● **Source**:
----

Skip to content

Latest commit

 

History

History
487 lines (425 loc) · 8.33 KB

complex-type-examples.md

File metadata and controls

487 lines (425 loc) · 8.33 KB
description
Additional examples that demonstrate handling of complex types.

Additional examples that demonstrate handling of complex types.

Unnest Root Level Collection

In this example, we would look at un-nesting json records that are batched together as part of a single key at the root level. We will make use of the ComplexType configs to persist the individual student records as separate rows in Pinot.

Sample JSON record

{
  "students": [
    {
      "firstName": "Jane",
      "id": "100",
      "scores": {
        "physics": 91,
        "chemistry": 93,
        "maths": 99
      }
    },
    {
      "firstName": "John",
      "id": "101",
      "scores": {
        "physics": 97,
        "chemistry": 98,
        "maths": 99
      }
    },
    {
      "firstName": "Jen",
      "id": "102",
      "scores": {
        "physics": 96,
        "chemistry": 95,
        "maths": 100
      }
    }
  ]
}

Pinot Schema

The Pinot schema for this example would look as follows.

{
  "schemaName": "students001",
  "enableColumnBasedNullHandling": false,
  "dimensionFieldSpecs": [
    {
      "name": "students.firstName",
      "dataType": "STRING",
      "notNull": false,
      "fieldType": "DIMENSION"
    },
    {
      "name": "students.id",
      "dataType": "STRING",
      "notNull": false,
      "fieldType": "DIMENSION"
    },
    {
      "name": "students.scores",
      "dataType": "JSON",
      "notNull": false,
      "fieldType": "DIMENSION"
    }
  ],
  "dateTimeFieldSpecs": [
    {
      "name": "ts",
      "fieldType": "DATE_TIME",
      "dataType": "LONG",
      "format": "1:MILLISECONDS:EPOCH",
      "granularity": "1:MILLISECONDS"
    }
  ],
  "metricFieldSpecs": []
}

Pinot Table Configuration

The Pinot table configuration for this schema would look as follows.

{
    "ingestionConfig": {
      "complexTypeConfig": {
        "fieldsToUnnest": [
          "students"
        ]
      }
  }
}

Data in Pinot

Post ingestion, the student records would appear as separate records in Pinot. Note that the nested field scores is captured as a JSON field.

----

● **Provided data**:

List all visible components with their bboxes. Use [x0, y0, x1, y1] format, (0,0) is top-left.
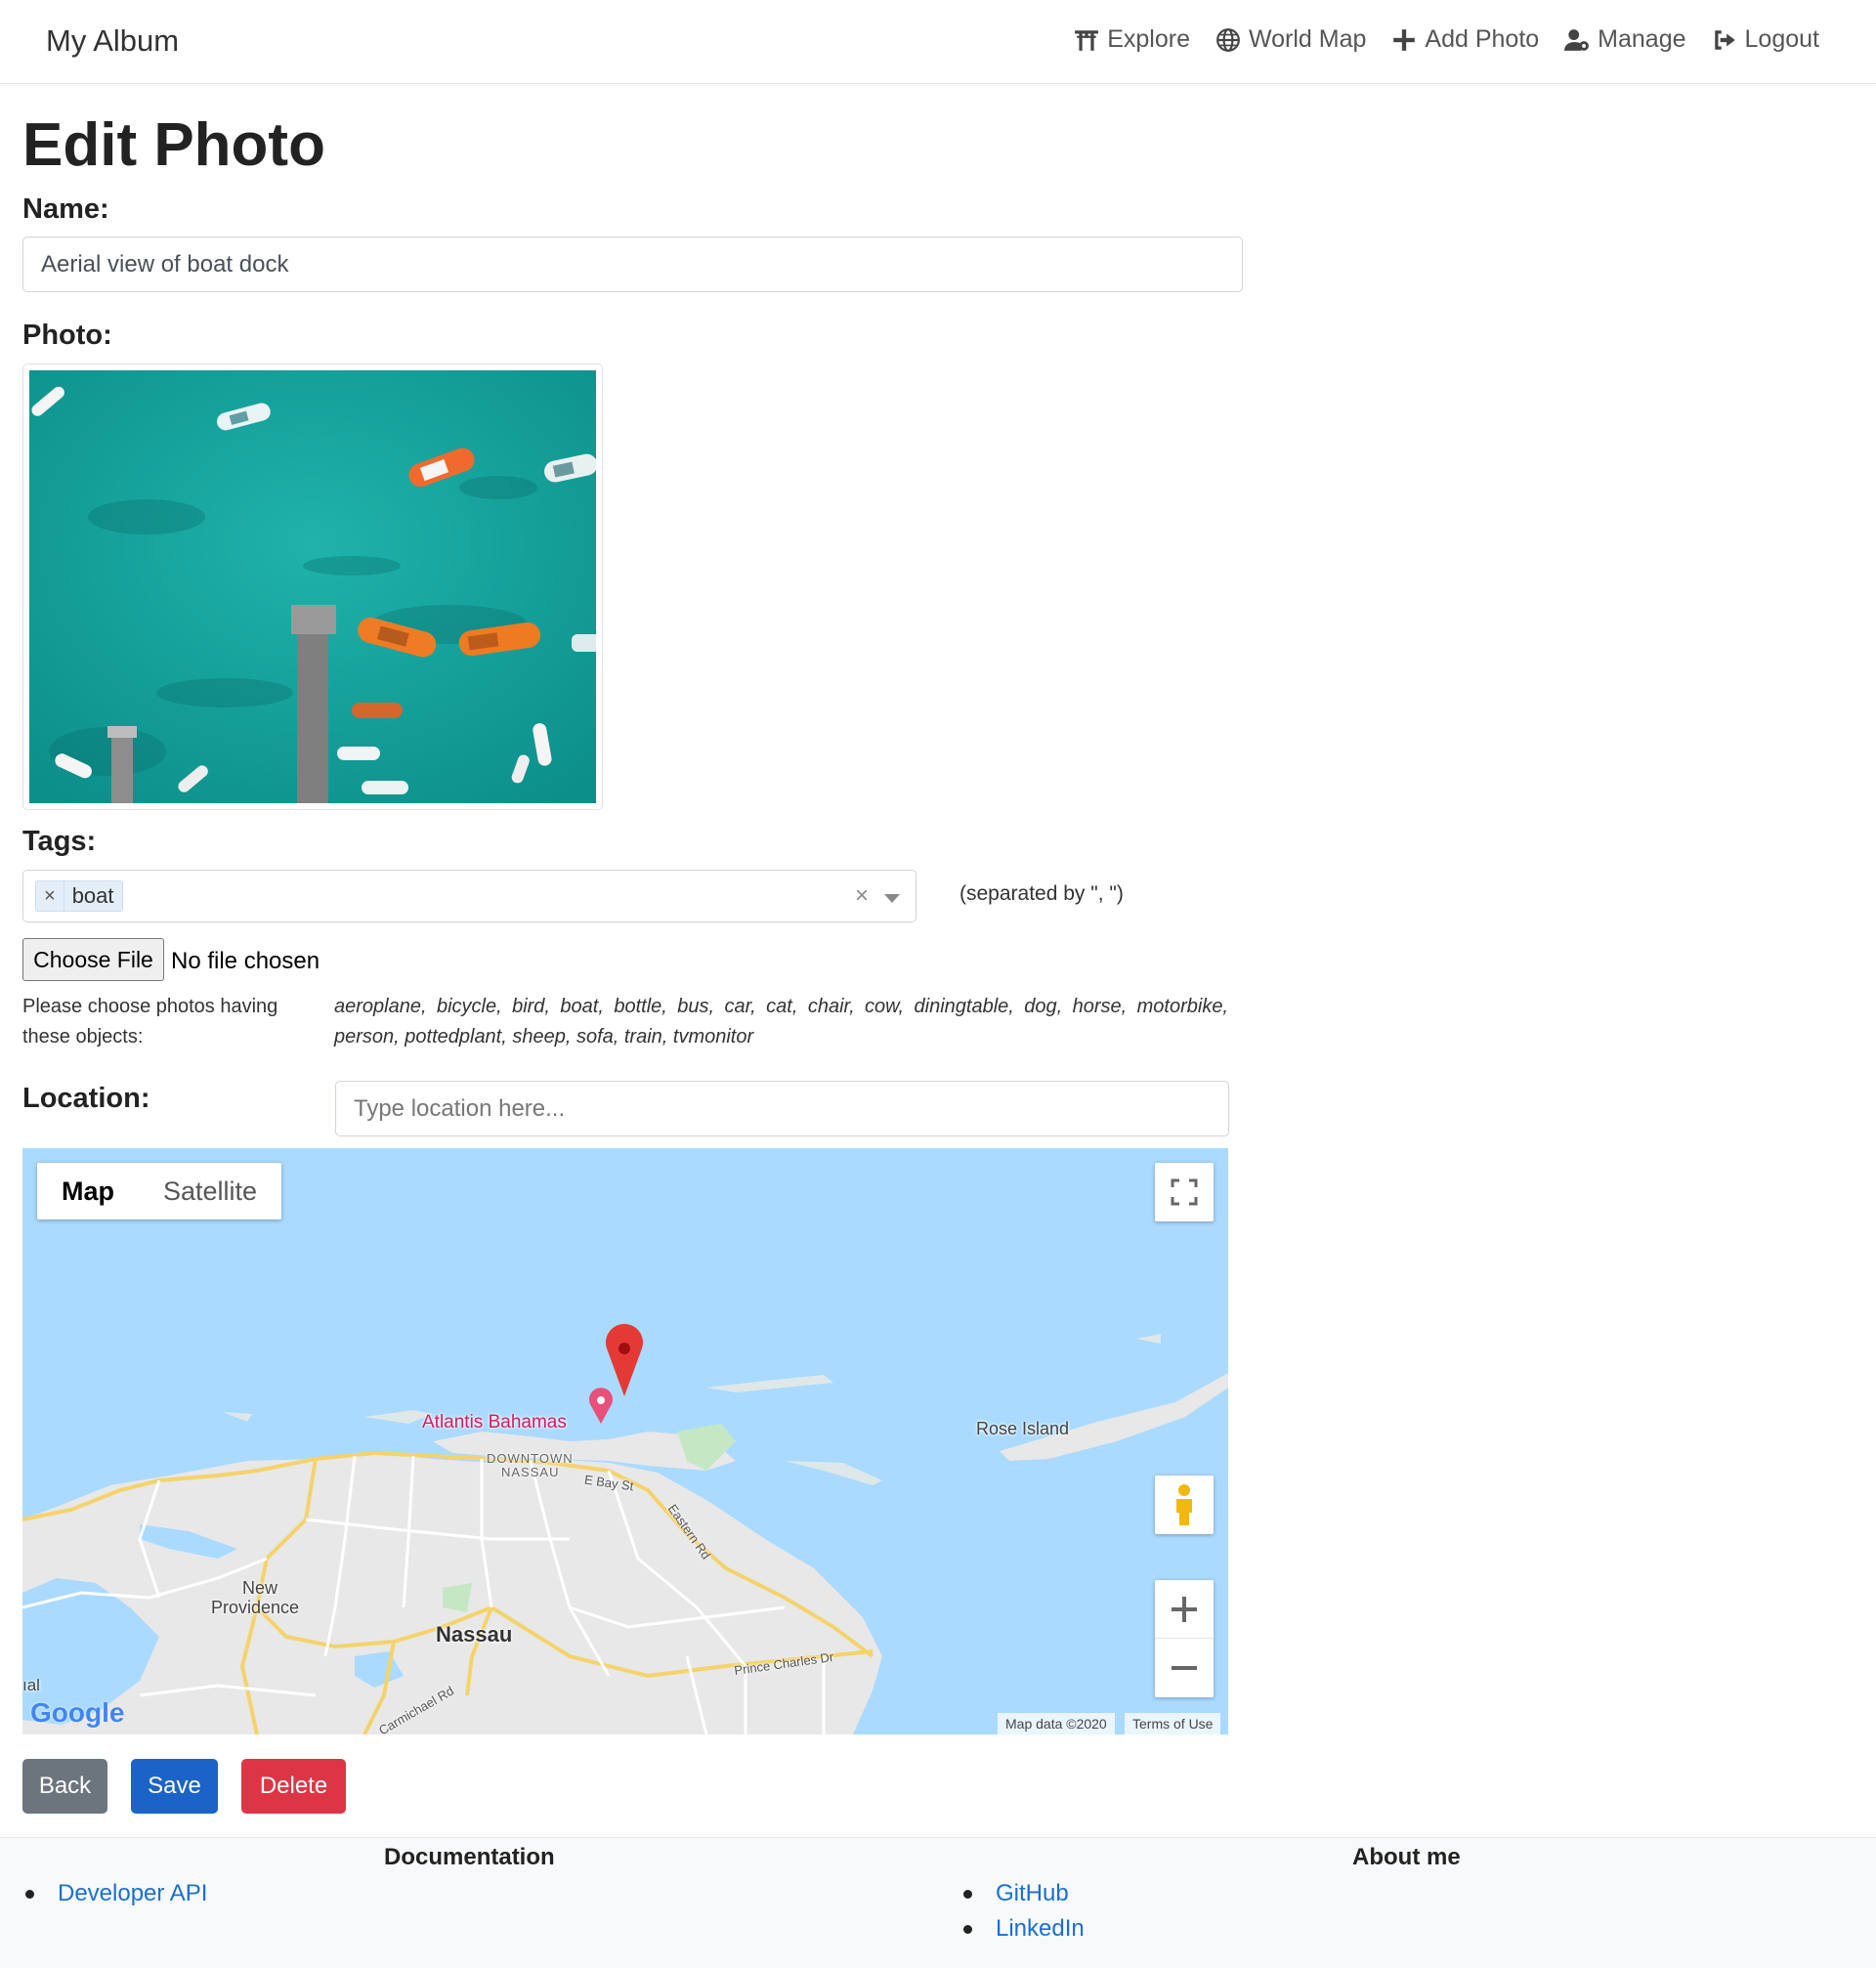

----

● **Given request**:
Reproduce the passage of the complex-type examples page that runs from "Unnest Root Level" to "rows in Pinot.". Nothing in the listing is needed here.

● **The reply**:
Unnest Root Level Collection

In this example, we would look at un-nesting json records that are batched together as part of a single key at the root level. We will make use of the ComplexType configs to persist the individual student records as separate rows in Pinot.